### Data provided
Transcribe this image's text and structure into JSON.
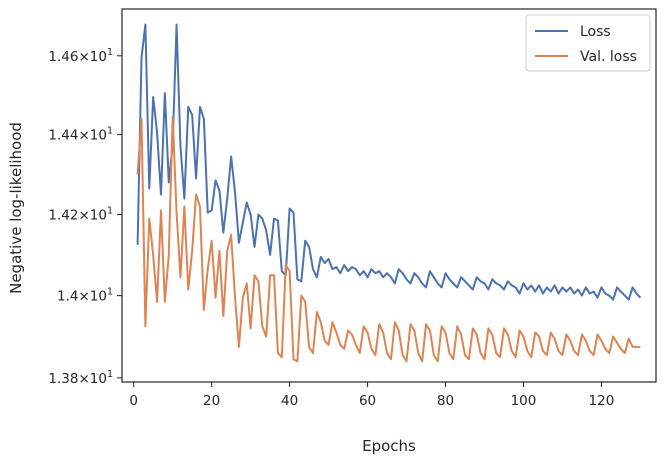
{
  "chart_data": {
    "type": "line",
    "xlabel": "Epochs",
    "ylabel": "Negative log-likelihood",
    "y_scale": "log",
    "xlim": [
      -3,
      134
    ],
    "ylim": [
      13.79,
      14.72
    ],
    "grid": false,
    "legend_position": "top-right",
    "x_ticks": [
      {
        "value": 0,
        "label": "0"
      },
      {
        "value": 20,
        "label": "20"
      },
      {
        "value": 40,
        "label": "40"
      },
      {
        "value": 60,
        "label": "60"
      },
      {
        "value": 80,
        "label": "80"
      },
      {
        "value": 100,
        "label": "100"
      },
      {
        "value": 120,
        "label": "120"
      }
    ],
    "y_ticks": [
      {
        "value": 13.8,
        "mantissa": "1.38",
        "base": "10",
        "exp": "1"
      },
      {
        "value": 14.0,
        "mantissa": "1.4",
        "base": "10",
        "exp": "1"
      },
      {
        "value": 14.2,
        "mantissa": "1.42",
        "base": "10",
        "exp": "1"
      },
      {
        "value": 14.4,
        "mantissa": "1.44",
        "base": "10",
        "exp": "1"
      },
      {
        "value": 14.6,
        "mantissa": "1.46",
        "base": "10",
        "exp": "1"
      }
    ],
    "x": [
      1,
      2,
      3,
      4,
      5,
      6,
      7,
      8,
      9,
      10,
      11,
      12,
      13,
      14,
      15,
      16,
      17,
      18,
      19,
      20,
      21,
      22,
      23,
      24,
      25,
      26,
      27,
      28,
      29,
      30,
      31,
      32,
      33,
      34,
      35,
      36,
      37,
      38,
      39,
      40,
      41,
      42,
      43,
      44,
      45,
      46,
      47,
      48,
      49,
      50,
      51,
      52,
      53,
      54,
      55,
      56,
      57,
      58,
      59,
      60,
      61,
      62,
      63,
      64,
      65,
      66,
      67,
      68,
      69,
      70,
      71,
      72,
      73,
      74,
      75,
      76,
      77,
      78,
      79,
      80,
      81,
      82,
      83,
      84,
      85,
      86,
      87,
      88,
      89,
      90,
      91,
      92,
      93,
      94,
      95,
      96,
      97,
      98,
      99,
      100,
      101,
      102,
      103,
      104,
      105,
      106,
      107,
      108,
      109,
      110,
      111,
      112,
      113,
      114,
      115,
      116,
      117,
      118,
      119,
      120,
      121,
      122,
      123,
      124,
      125,
      126,
      127,
      128,
      129,
      130
    ],
    "series": [
      {
        "name": "Loss",
        "color": "#4c72b0",
        "values": [
          14.125,
          14.595,
          14.68,
          14.265,
          14.495,
          14.405,
          14.25,
          14.505,
          14.28,
          14.375,
          14.68,
          14.37,
          14.24,
          14.47,
          14.45,
          14.29,
          14.47,
          14.44,
          14.205,
          14.21,
          14.285,
          14.26,
          14.155,
          14.24,
          14.345,
          14.255,
          14.13,
          14.18,
          14.23,
          14.2,
          14.12,
          14.2,
          14.19,
          14.16,
          14.1,
          14.19,
          14.185,
          14.06,
          14.05,
          14.215,
          14.205,
          14.04,
          14.035,
          14.135,
          14.12,
          14.065,
          14.045,
          14.095,
          14.08,
          14.09,
          14.065,
          14.07,
          14.055,
          14.075,
          14.06,
          14.07,
          14.065,
          14.05,
          14.06,
          14.045,
          14.065,
          14.055,
          14.06,
          14.045,
          14.055,
          14.045,
          14.03,
          14.065,
          14.055,
          14.04,
          14.03,
          14.055,
          14.045,
          14.03,
          14.02,
          14.06,
          14.045,
          14.03,
          14.02,
          14.055,
          14.04,
          14.03,
          14.02,
          14.045,
          14.035,
          14.025,
          14.015,
          14.045,
          14.035,
          14.03,
          14.015,
          14.04,
          14.03,
          14.025,
          14.015,
          14.035,
          14.025,
          14.02,
          14.005,
          14.03,
          14.015,
          14.025,
          14.01,
          14.025,
          14.005,
          14.02,
          14.01,
          14.025,
          14.005,
          14.02,
          14.01,
          14.02,
          14.005,
          14.015,
          14.0,
          14.02,
          14.005,
          14.01,
          13.995,
          14.02,
          14.005,
          14.0,
          13.99,
          14.02,
          14.01,
          14.0,
          13.99,
          14.02,
          14.005,
          13.995
        ]
      },
      {
        "name": "Val. loss",
        "color": "#dd8452",
        "values": [
          14.3,
          14.44,
          13.925,
          14.19,
          14.1,
          13.985,
          14.21,
          13.985,
          14.1,
          14.445,
          14.205,
          14.045,
          14.22,
          14.015,
          14.11,
          14.25,
          14.22,
          13.965,
          14.065,
          14.135,
          13.995,
          14.11,
          13.95,
          14.11,
          14.15,
          13.995,
          13.875,
          13.995,
          14.03,
          13.92,
          14.05,
          14.035,
          13.925,
          13.9,
          14.05,
          14.05,
          13.86,
          13.85,
          14.075,
          14.06,
          13.845,
          13.84,
          14.0,
          13.985,
          13.875,
          13.86,
          13.96,
          13.935,
          13.89,
          13.88,
          13.935,
          13.91,
          13.88,
          13.87,
          13.915,
          13.905,
          13.88,
          13.86,
          13.925,
          13.91,
          13.87,
          13.855,
          13.93,
          13.91,
          13.86,
          13.845,
          13.935,
          13.915,
          13.855,
          13.84,
          13.93,
          13.915,
          13.86,
          13.84,
          13.93,
          13.915,
          13.855,
          13.84,
          13.925,
          13.91,
          13.86,
          13.845,
          13.925,
          13.905,
          13.855,
          13.845,
          13.92,
          13.905,
          13.86,
          13.845,
          13.92,
          13.905,
          13.86,
          13.85,
          13.92,
          13.905,
          13.865,
          13.85,
          13.915,
          13.9,
          13.865,
          13.85,
          13.91,
          13.9,
          13.865,
          13.855,
          13.91,
          13.895,
          13.865,
          13.855,
          13.905,
          13.89,
          13.865,
          13.855,
          13.905,
          13.89,
          13.865,
          13.855,
          13.905,
          13.89,
          13.87,
          13.86,
          13.9,
          13.885,
          13.87,
          13.86,
          13.895,
          13.875,
          13.875,
          13.875
        ]
      }
    ]
  }
}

### Exercise prompt
From the listing, extract all text exactly as given and drop any picture.

### Output of the exercise
Transcribe this image's text and structure into JSON.
{
  "chart_data": {
    "type": "line",
    "xlabel": "Epochs",
    "ylabel": "Negative log-likelihood",
    "y_scale": "log",
    "xlim": [
      -3,
      134
    ],
    "ylim": [
      13.79,
      14.72
    ],
    "grid": false,
    "legend_position": "top-right",
    "x_ticks": [
      {
        "value": 0,
        "label": "0"
      },
      {
        "value": 20,
        "label": "20"
      },
      {
        "value": 40,
        "label": "40"
      },
      {
        "value": 60,
        "label": "60"
      },
      {
        "value": 80,
        "label": "80"
      },
      {
        "value": 100,
        "label": "100"
      },
      {
        "value": 120,
        "label": "120"
      }
    ],
    "y_ticks": [
      {
        "value": 13.8,
        "mantissa": "1.38",
        "base": "10",
        "exp": "1"
      },
      {
        "value": 14.0,
        "mantissa": "1.4",
        "base": "10",
        "exp": "1"
      },
      {
        "value": 14.2,
        "mantissa": "1.42",
        "base": "10",
        "exp": "1"
      },
      {
        "value": 14.4,
        "mantissa": "1.44",
        "base": "10",
        "exp": "1"
      },
      {
        "value": 14.6,
        "mantissa": "1.46",
        "base": "10",
        "exp": "1"
      }
    ],
    "x": [
      1,
      2,
      3,
      4,
      5,
      6,
      7,
      8,
      9,
      10,
      11,
      12,
      13,
      14,
      15,
      16,
      17,
      18,
      19,
      20,
      21,
      22,
      23,
      24,
      25,
      26,
      27,
      28,
      29,
      30,
      31,
      32,
      33,
      34,
      35,
      36,
      37,
      38,
      39,
      40,
      41,
      42,
      43,
      44,
      45,
      46,
      47,
      48,
      49,
      50,
      51,
      52,
      53,
      54,
      55,
      56,
      57,
      58,
      59,
      60,
      61,
      62,
      63,
      64,
      65,
      66,
      67,
      68,
      69,
      70,
      71,
      72,
      73,
      74,
      75,
      76,
      77,
      78,
      79,
      80,
      81,
      82,
      83,
      84,
      85,
      86,
      87,
      88,
      89,
      90,
      91,
      92,
      93,
      94,
      95,
      96,
      97,
      98,
      99,
      100,
      101,
      102,
      103,
      104,
      105,
      106,
      107,
      108,
      109,
      110,
      111,
      112,
      113,
      114,
      115,
      116,
      117,
      118,
      119,
      120,
      121,
      122,
      123,
      124,
      125,
      126,
      127,
      128,
      129,
      130
    ],
    "series": [
      {
        "name": "Loss",
        "color": "#4c72b0",
        "values": [
          14.125,
          14.595,
          14.68,
          14.265,
          14.495,
          14.405,
          14.25,
          14.505,
          14.28,
          14.375,
          14.68,
          14.37,
          14.24,
          14.47,
          14.45,
          14.29,
          14.47,
          14.44,
          14.205,
          14.21,
          14.285,
          14.26,
          14.155,
          14.24,
          14.345,
          14.255,
          14.13,
          14.18,
          14.23,
          14.2,
          14.12,
          14.2,
          14.19,
          14.16,
          14.1,
          14.19,
          14.185,
          14.06,
          14.05,
          14.215,
          14.205,
          14.04,
          14.035,
          14.135,
          14.12,
          14.065,
          14.045,
          14.095,
          14.08,
          14.09,
          14.065,
          14.07,
          14.055,
          14.075,
          14.06,
          14.07,
          14.065,
          14.05,
          14.06,
          14.045,
          14.065,
          14.055,
          14.06,
          14.045,
          14.055,
          14.045,
          14.03,
          14.065,
          14.055,
          14.04,
          14.03,
          14.055,
          14.045,
          14.03,
          14.02,
          14.06,
          14.045,
          14.03,
          14.02,
          14.055,
          14.04,
          14.03,
          14.02,
          14.045,
          14.035,
          14.025,
          14.015,
          14.045,
          14.035,
          14.03,
          14.015,
          14.04,
          14.03,
          14.025,
          14.015,
          14.035,
          14.025,
          14.02,
          14.005,
          14.03,
          14.015,
          14.025,
          14.01,
          14.025,
          14.005,
          14.02,
          14.01,
          14.025,
          14.005,
          14.02,
          14.01,
          14.02,
          14.005,
          14.015,
          14.0,
          14.02,
          14.005,
          14.01,
          13.995,
          14.02,
          14.005,
          14.0,
          13.99,
          14.02,
          14.01,
          14.0,
          13.99,
          14.02,
          14.005,
          13.995
        ]
      },
      {
        "name": "Val. loss",
        "color": "#dd8452",
        "values": [
          14.3,
          14.44,
          13.925,
          14.19,
          14.1,
          13.985,
          14.21,
          13.985,
          14.1,
          14.445,
          14.205,
          14.045,
          14.22,
          14.015,
          14.11,
          14.25,
          14.22,
          13.965,
          14.065,
          14.135,
          13.995,
          14.11,
          13.95,
          14.11,
          14.15,
          13.995,
          13.875,
          13.995,
          14.03,
          13.92,
          14.05,
          14.035,
          13.925,
          13.9,
          14.05,
          14.05,
          13.86,
          13.85,
          14.075,
          14.06,
          13.845,
          13.84,
          14.0,
          13.985,
          13.875,
          13.86,
          13.96,
          13.935,
          13.89,
          13.88,
          13.935,
          13.91,
          13.88,
          13.87,
          13.915,
          13.905,
          13.88,
          13.86,
          13.925,
          13.91,
          13.87,
          13.855,
          13.93,
          13.91,
          13.86,
          13.845,
          13.935,
          13.915,
          13.855,
          13.84,
          13.93,
          13.915,
          13.86,
          13.84,
          13.93,
          13.915,
          13.855,
          13.84,
          13.925,
          13.91,
          13.86,
          13.845,
          13.925,
          13.905,
          13.855,
          13.845,
          13.92,
          13.905,
          13.86,
          13.845,
          13.92,
          13.905,
          13.86,
          13.85,
          13.92,
          13.905,
          13.865,
          13.85,
          13.915,
          13.9,
          13.865,
          13.85,
          13.91,
          13.9,
          13.865,
          13.855,
          13.91,
          13.895,
          13.865,
          13.855,
          13.905,
          13.89,
          13.865,
          13.855,
          13.905,
          13.89,
          13.865,
          13.855,
          13.905,
          13.89,
          13.87,
          13.86,
          13.9,
          13.885,
          13.87,
          13.86,
          13.895,
          13.875,
          13.875,
          13.875
        ]
      }
    ]
  }
}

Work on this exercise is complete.